Please copy the lines from the very first one through the line that contains "arrow-icon [380, 252, 456, 270]", keeping every line unchanged.

— start of RECORDS SUPPLIED —

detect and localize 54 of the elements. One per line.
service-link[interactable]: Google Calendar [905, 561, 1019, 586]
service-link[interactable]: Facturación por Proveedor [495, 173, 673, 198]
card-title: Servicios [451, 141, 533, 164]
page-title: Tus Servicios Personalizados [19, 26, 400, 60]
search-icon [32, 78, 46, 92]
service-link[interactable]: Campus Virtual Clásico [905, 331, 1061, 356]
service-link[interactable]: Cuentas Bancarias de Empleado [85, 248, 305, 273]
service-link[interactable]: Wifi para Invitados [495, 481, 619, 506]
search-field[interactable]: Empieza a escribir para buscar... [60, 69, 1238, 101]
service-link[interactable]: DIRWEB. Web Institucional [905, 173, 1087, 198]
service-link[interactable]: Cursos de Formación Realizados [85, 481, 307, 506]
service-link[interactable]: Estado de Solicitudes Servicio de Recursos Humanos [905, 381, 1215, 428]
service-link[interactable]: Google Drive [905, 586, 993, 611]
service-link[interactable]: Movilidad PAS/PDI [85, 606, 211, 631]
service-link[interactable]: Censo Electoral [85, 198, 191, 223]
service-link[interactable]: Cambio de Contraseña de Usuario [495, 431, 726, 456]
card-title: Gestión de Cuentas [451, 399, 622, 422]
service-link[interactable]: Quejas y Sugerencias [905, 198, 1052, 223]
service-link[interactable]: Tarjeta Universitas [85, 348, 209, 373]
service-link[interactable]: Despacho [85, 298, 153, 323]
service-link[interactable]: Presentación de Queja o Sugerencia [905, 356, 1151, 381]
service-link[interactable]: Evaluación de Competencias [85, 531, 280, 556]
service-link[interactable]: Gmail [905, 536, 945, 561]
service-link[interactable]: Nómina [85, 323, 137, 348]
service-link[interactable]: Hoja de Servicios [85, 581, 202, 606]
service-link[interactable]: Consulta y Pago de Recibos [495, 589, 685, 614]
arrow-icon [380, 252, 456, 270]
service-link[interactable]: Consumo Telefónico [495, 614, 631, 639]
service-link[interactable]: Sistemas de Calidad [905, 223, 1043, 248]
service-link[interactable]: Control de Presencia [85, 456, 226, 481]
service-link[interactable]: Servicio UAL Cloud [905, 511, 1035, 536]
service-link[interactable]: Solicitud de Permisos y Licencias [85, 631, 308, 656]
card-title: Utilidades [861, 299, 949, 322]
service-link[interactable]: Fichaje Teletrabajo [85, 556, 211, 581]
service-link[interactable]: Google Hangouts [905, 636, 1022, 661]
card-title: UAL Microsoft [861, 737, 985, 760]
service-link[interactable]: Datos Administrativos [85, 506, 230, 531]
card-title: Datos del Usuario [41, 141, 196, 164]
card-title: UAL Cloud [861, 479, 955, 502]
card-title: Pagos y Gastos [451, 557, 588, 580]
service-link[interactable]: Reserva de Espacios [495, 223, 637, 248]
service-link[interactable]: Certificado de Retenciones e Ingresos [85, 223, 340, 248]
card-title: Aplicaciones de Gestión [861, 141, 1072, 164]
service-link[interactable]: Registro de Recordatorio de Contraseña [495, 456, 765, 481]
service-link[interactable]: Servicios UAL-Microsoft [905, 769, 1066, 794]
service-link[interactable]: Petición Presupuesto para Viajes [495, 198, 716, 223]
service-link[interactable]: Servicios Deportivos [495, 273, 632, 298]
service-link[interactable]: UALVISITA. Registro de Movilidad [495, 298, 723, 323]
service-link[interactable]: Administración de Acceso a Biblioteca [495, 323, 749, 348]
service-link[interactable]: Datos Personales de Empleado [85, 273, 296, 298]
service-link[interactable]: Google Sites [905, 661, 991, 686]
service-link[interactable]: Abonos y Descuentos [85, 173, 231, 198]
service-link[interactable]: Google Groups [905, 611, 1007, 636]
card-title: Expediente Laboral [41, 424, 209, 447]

— end of RECORDS SUPPLIED —

#### SOLUTION TO THIS PROBLEM
detect and localize 54 of the elements. One per line.
service-link[interactable]: Google Calendar [905, 561, 1019, 586]
service-link[interactable]: Facturación por Proveedor [495, 173, 673, 198]
card-title: Servicios [451, 141, 533, 164]
page-title: Tus Servicios Personalizados [19, 26, 400, 60]
search-icon [32, 78, 46, 92]
service-link[interactable]: Campus Virtual Clásico [905, 331, 1061, 356]
service-link[interactable]: Cuentas Bancarias de Empleado [85, 248, 305, 273]
service-link[interactable]: Wifi para Invitados [495, 481, 619, 506]
search-field[interactable]: Empieza a escribir para buscar... [60, 69, 1238, 101]
service-link[interactable]: DIRWEB. Web Institucional [905, 173, 1087, 198]
service-link[interactable]: Cursos de Formación Realizados [85, 481, 307, 506]
service-link[interactable]: Estado de Solicitudes Servicio de Recursos Humanos [905, 381, 1215, 428]
service-link[interactable]: Google Drive [905, 586, 993, 611]
service-link[interactable]: Movilidad PAS/PDI [85, 606, 211, 631]
service-link[interactable]: Censo Electoral [85, 198, 191, 223]
service-link[interactable]: Cambio de Contraseña de Usuario [495, 431, 726, 456]
card-title: Gestión de Cuentas [451, 399, 622, 422]
service-link[interactable]: Quejas y Sugerencias [905, 198, 1052, 223]
service-link[interactable]: Tarjeta Universitas [85, 348, 209, 373]
service-link[interactable]: Despacho [85, 298, 153, 323]
service-link[interactable]: Presentación de Queja o Sugerencia [905, 356, 1151, 381]
service-link[interactable]: Evaluación de Competencias [85, 531, 280, 556]
service-link[interactable]: Gmail [905, 536, 945, 561]
service-link[interactable]: Nómina [85, 323, 137, 348]
service-link[interactable]: Hoja de Servicios [85, 581, 202, 606]
service-link[interactable]: Consulta y Pago de Recibos [495, 589, 685, 614]
arrow-icon [380, 252, 456, 270]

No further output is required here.